Saved entries:
================================

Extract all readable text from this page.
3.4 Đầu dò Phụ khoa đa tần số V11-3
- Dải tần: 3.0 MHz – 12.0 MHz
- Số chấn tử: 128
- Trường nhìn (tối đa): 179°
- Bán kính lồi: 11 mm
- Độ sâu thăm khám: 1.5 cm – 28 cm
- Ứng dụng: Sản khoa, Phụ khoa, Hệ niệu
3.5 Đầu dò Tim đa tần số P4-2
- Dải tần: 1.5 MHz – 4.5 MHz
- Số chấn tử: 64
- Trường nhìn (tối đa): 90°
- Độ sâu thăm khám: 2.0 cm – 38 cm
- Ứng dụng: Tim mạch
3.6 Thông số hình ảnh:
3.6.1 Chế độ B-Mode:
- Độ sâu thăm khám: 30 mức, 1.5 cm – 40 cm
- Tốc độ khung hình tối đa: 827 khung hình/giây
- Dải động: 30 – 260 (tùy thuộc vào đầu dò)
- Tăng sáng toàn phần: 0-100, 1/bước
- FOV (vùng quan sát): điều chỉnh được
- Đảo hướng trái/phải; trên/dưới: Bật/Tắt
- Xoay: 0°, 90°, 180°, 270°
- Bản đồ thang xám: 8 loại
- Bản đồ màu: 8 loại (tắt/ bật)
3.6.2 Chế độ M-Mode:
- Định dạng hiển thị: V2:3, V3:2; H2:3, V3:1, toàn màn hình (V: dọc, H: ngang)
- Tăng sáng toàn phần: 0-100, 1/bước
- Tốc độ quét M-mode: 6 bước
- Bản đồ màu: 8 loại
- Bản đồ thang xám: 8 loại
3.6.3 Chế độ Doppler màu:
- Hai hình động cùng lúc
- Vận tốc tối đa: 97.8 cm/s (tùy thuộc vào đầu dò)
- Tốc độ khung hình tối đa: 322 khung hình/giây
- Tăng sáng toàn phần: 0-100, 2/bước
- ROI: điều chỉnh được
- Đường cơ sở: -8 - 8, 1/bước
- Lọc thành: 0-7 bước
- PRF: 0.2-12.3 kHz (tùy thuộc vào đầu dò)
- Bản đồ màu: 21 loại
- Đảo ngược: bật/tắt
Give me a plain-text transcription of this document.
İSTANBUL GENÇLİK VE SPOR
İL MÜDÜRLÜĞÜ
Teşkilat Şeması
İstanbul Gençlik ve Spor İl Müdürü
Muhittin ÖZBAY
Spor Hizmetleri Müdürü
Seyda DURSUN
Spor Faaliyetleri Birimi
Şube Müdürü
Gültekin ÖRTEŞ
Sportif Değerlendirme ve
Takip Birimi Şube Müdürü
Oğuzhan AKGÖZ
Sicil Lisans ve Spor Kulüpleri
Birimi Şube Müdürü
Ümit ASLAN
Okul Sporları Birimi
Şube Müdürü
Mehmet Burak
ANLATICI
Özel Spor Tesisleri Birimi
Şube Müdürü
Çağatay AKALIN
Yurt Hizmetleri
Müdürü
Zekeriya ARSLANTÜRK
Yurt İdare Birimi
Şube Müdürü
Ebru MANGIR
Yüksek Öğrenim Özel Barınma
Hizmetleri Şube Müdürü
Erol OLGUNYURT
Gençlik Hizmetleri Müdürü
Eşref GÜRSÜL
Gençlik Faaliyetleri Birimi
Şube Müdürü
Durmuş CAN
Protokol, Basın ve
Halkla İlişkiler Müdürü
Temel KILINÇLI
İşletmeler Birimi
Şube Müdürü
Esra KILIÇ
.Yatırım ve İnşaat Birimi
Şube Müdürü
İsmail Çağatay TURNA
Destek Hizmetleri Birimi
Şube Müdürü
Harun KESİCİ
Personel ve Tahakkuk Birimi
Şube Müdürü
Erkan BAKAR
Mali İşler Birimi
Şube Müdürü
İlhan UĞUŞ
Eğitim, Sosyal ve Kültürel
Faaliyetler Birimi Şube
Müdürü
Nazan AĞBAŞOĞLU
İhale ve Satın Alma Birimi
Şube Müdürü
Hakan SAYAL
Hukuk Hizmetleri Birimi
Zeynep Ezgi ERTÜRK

================================

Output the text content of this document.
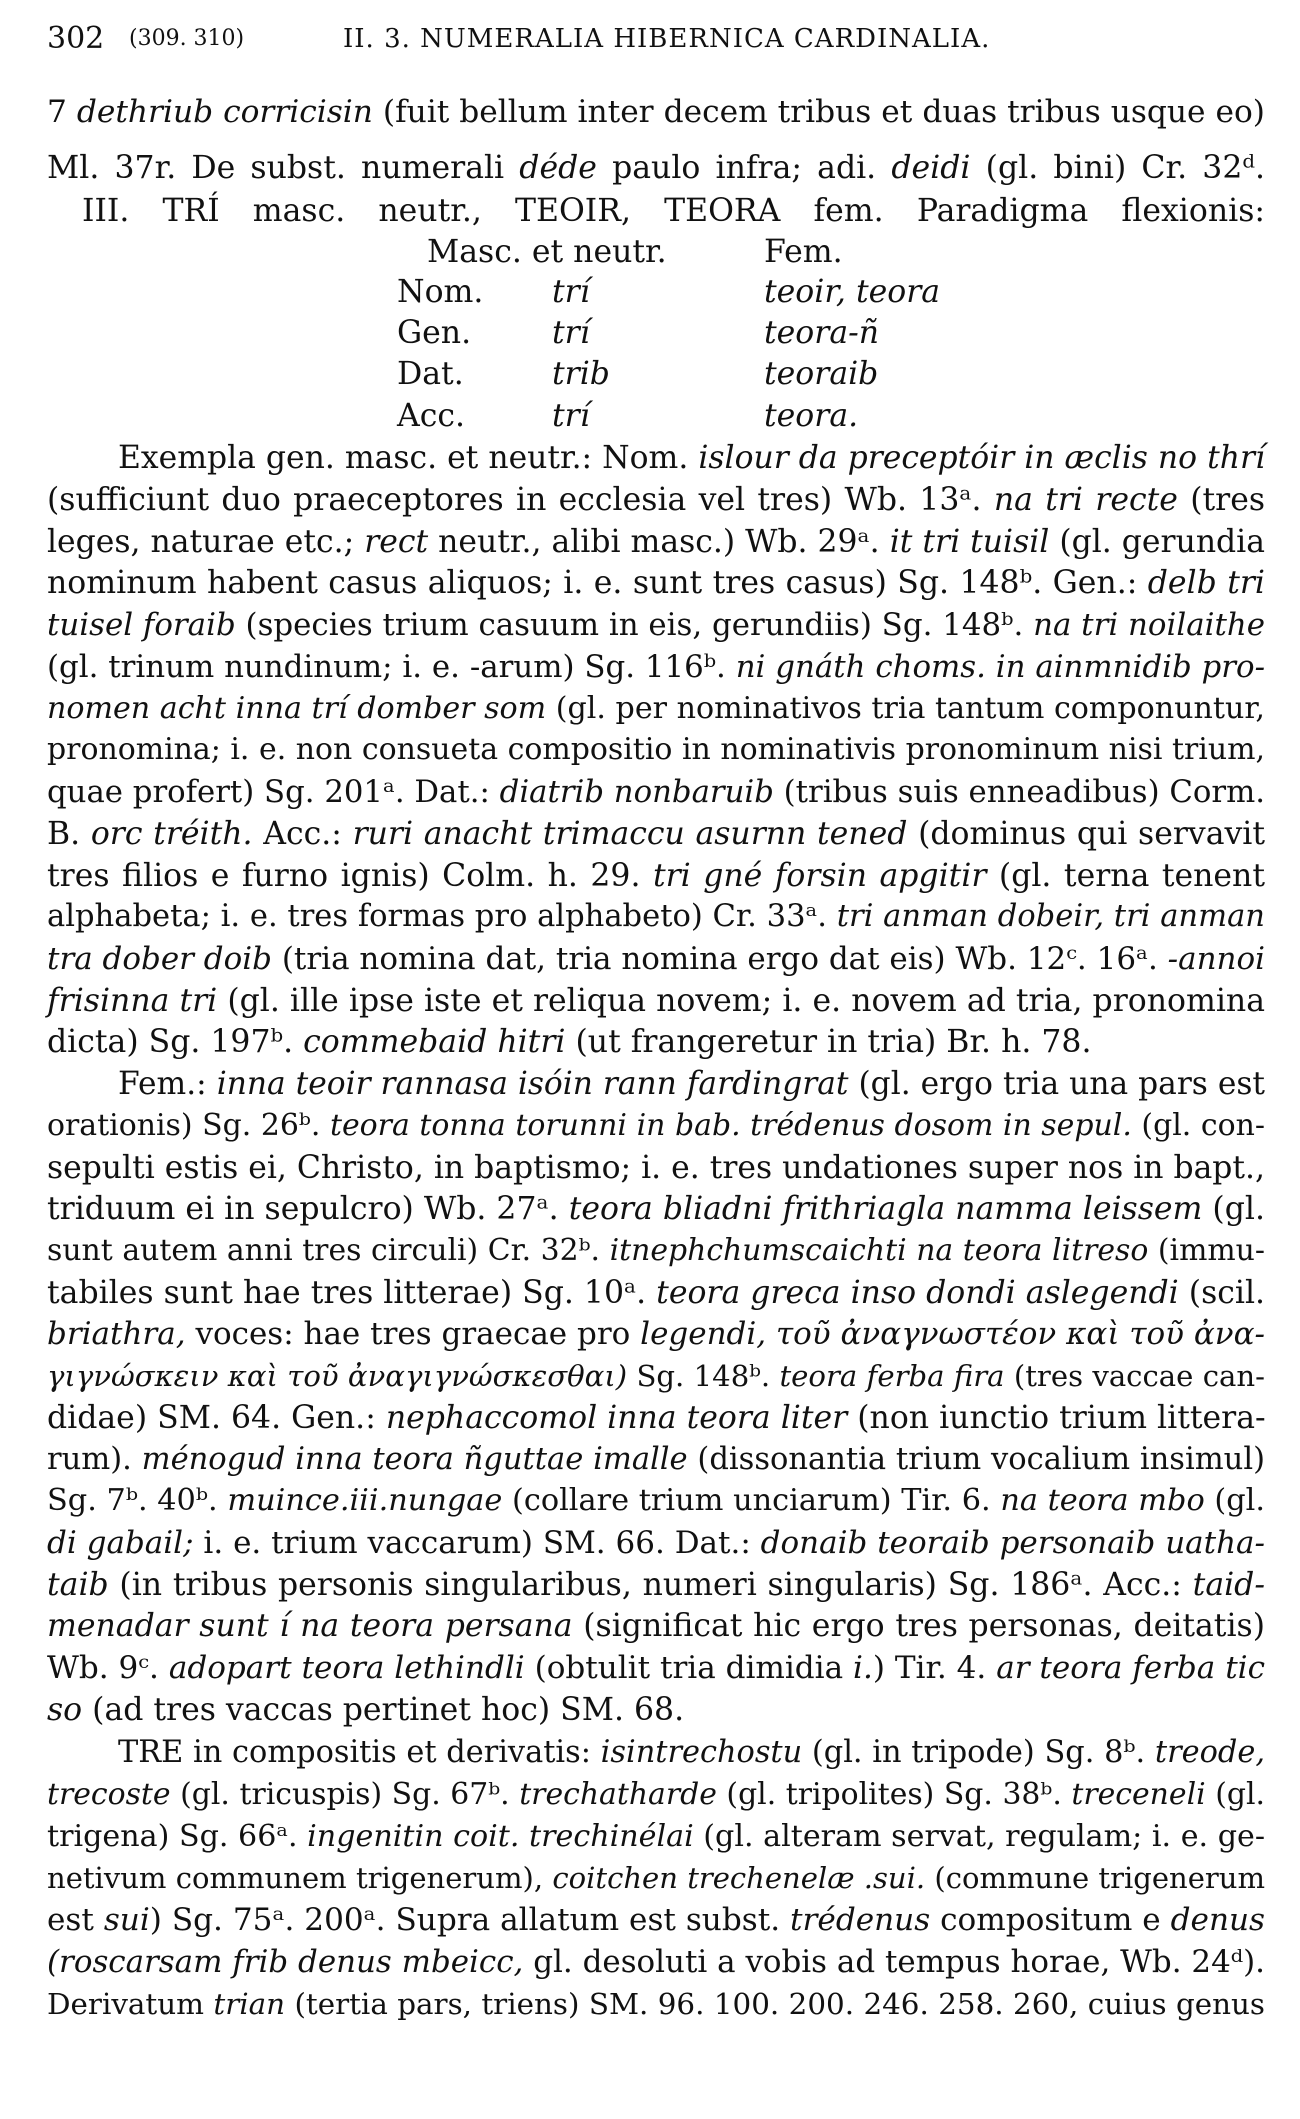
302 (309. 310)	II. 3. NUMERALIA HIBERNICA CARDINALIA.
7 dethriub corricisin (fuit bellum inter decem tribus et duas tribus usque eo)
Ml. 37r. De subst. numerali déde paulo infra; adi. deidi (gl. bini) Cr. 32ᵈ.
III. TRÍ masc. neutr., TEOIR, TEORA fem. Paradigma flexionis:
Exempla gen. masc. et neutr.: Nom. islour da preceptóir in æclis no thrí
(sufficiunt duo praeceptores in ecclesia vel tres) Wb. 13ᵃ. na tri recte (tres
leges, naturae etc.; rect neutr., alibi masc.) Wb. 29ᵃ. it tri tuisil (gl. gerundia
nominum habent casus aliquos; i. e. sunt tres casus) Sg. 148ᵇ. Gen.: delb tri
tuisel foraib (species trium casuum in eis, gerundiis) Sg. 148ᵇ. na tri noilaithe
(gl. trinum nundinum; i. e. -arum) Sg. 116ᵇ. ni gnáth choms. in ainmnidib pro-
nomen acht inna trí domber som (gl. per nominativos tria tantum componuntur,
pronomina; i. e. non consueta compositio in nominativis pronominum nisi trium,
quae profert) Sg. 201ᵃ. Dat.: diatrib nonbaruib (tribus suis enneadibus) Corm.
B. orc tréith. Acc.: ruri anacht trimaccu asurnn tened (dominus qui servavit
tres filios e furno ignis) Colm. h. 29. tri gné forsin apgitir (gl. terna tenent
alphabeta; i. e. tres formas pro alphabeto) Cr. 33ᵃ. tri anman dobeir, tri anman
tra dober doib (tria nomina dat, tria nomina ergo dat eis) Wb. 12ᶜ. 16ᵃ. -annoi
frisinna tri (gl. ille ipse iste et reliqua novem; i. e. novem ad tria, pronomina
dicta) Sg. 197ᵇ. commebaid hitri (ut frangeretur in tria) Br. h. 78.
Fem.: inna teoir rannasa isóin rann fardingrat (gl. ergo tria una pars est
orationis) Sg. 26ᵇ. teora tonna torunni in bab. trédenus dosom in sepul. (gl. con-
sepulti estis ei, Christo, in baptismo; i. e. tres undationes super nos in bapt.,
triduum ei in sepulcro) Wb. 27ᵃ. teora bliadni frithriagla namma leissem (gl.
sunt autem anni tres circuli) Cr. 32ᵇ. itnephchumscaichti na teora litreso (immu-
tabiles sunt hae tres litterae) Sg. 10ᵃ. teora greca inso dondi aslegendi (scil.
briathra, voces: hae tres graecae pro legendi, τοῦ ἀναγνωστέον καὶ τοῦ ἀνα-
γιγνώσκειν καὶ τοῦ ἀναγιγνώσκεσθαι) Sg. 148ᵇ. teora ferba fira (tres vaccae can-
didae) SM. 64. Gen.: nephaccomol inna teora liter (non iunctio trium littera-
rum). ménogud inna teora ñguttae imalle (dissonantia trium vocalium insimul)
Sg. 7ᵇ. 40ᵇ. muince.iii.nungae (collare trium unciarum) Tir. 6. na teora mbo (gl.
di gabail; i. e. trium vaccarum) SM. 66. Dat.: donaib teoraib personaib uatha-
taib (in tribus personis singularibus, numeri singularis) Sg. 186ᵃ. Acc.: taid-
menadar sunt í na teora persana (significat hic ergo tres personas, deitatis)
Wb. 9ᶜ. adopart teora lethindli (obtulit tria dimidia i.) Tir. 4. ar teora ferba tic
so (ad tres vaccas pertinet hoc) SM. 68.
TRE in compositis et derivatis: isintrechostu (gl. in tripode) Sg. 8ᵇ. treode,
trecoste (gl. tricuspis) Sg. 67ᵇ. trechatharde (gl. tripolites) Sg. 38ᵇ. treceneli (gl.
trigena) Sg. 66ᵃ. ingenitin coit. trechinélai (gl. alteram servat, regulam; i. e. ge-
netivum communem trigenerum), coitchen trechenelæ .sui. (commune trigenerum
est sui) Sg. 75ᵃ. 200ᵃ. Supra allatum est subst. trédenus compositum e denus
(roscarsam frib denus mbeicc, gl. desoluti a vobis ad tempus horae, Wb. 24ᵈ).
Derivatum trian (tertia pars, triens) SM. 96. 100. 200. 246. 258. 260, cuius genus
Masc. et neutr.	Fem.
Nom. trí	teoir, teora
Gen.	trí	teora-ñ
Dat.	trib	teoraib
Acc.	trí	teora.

================================

_What to do_. Only a number is wanted here: how many lines in the data above include the string "this"?

_The solution_. 3